--- begin Data to use ---

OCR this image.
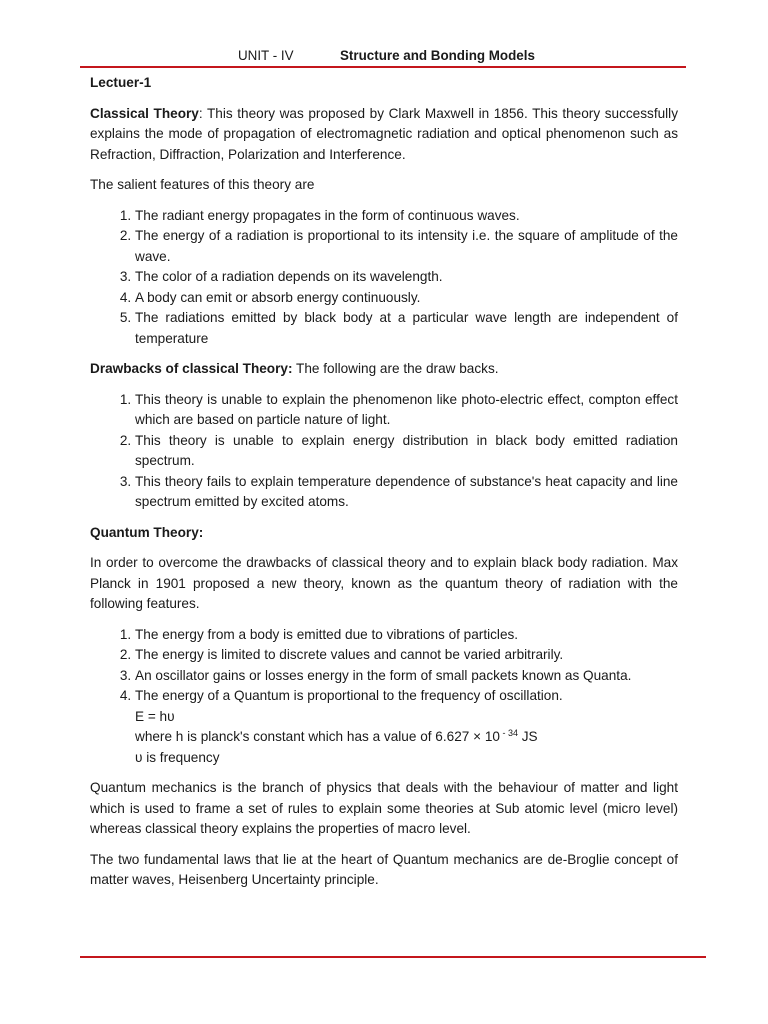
UNIT - IV	Structure and Bonding Models

Lectuer-1

Classical Theory: This theory was proposed by Clark Maxwell in 1856. This theory successfully explains the mode of propagation of electromagnetic radiation and optical phenomenon such as Refraction, Diffraction, Polarization and Interference.

The salient features of this theory are

1. The radiant energy propagates in the form of continuous waves.
2. The energy of a radiation is proportional to its intensity i.e. the square of amplitude of the wave.
3. The color of a radiation depends on its wavelength.
4. A body can emit or absorb energy continuously.
5. The radiations emitted by black body at a particular wave length are independent of temperature

Drawbacks of classical Theory: The following are the draw backs.

1. This theory is unable to explain the phenomenon like photo-electric effect, compton effect which are based on particle nature of light.
2. This theory is unable to explain energy distribution in black body emitted radiation spectrum.
3. This theory fails to explain temperature dependence of substance's heat capacity and line spectrum emitted by excited atoms.

Quantum Theory:

In order to overcome the drawbacks of classical theory and to explain black body radiation. Max Planck in 1901 proposed a new theory, known as the quantum theory of radiation with the following features.

1. The energy from a body is emitted due to vibrations of particles.
2. The energy is limited to discrete values and cannot be varied arbitrarily.
3. An oscillator gains or losses energy in the form of small packets known as Quanta.
4. The energy of a Quantum is proportional to the frequency of oscillation.
E = hυ
where h is planck's constant which has a value of 6.627 × 10 $^{- 34}$ JS
υ is frequency

Quantum mechanics is the branch of physics that deals with the behaviour of matter and light which is used to frame a set of rules to explain some theories at Sub atomic level (micro level) whereas classical theory explains the properties of macro level.

The two fundamental laws that lie at the heart of Quantum mechanics are de-Broglie concept of matter waves, Heisenberg Uncertainty principle.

--- end Data to use ---

Leave the pictures out, and transcribe each of the records exactly.

> Final result
OCR this image.
UNIT - IV	Structure and Bonding Models

Lectuer-1

Classical Theory: This theory was proposed by Clark Maxwell in 1856. This theory successfully explains the mode of propagation of electromagnetic radiation and optical phenomenon such as Refraction, Diffraction, Polarization and Interference.

The salient features of this theory are

1. The radiant energy propagates in the form of continuous waves.
2. The energy of a radiation is proportional to its intensity i.e. the square of amplitude of the wave.
3. The color of a radiation depends on its wavelength.
4. A body can emit or absorb energy continuously.
5. The radiations emitted by black body at a particular wave length are independent of temperature

Drawbacks of classical Theory: The following are the draw backs.

1. This theory is unable to explain the phenomenon like photo-electric effect, compton effect which are based on particle nature of light.
2. This theory is unable to explain energy distribution in black body emitted radiation spectrum.
3. This theory fails to explain temperature dependence of substance's heat capacity and line spectrum emitted by excited atoms.

Quantum Theory:

In order to overcome the drawbacks of classical theory and to explain black body radiation. Max Planck in 1901 proposed a new theory, known as the quantum theory of radiation with the following features.

1. The energy from a body is emitted due to vibrations of particles.
2. The energy is limited to discrete values and cannot be varied arbitrarily.
3. An oscillator gains or losses energy in the form of small packets known as Quanta.
4. The energy of a Quantum is proportional to the frequency of oscillation.
E = hυ
where h is planck's constant which has a value of 6.627 × 10 $^{- 34}$ JS
υ is frequency

Quantum mechanics is the branch of physics that deals with the behaviour of matter and light which is used to frame a set of rules to explain some theories at Sub atomic level (micro level) whereas classical theory explains the properties of macro level.

The two fundamental laws that lie at the heart of Quantum mechanics are de-Broglie concept of matter waves, Heisenberg Uncertainty principle.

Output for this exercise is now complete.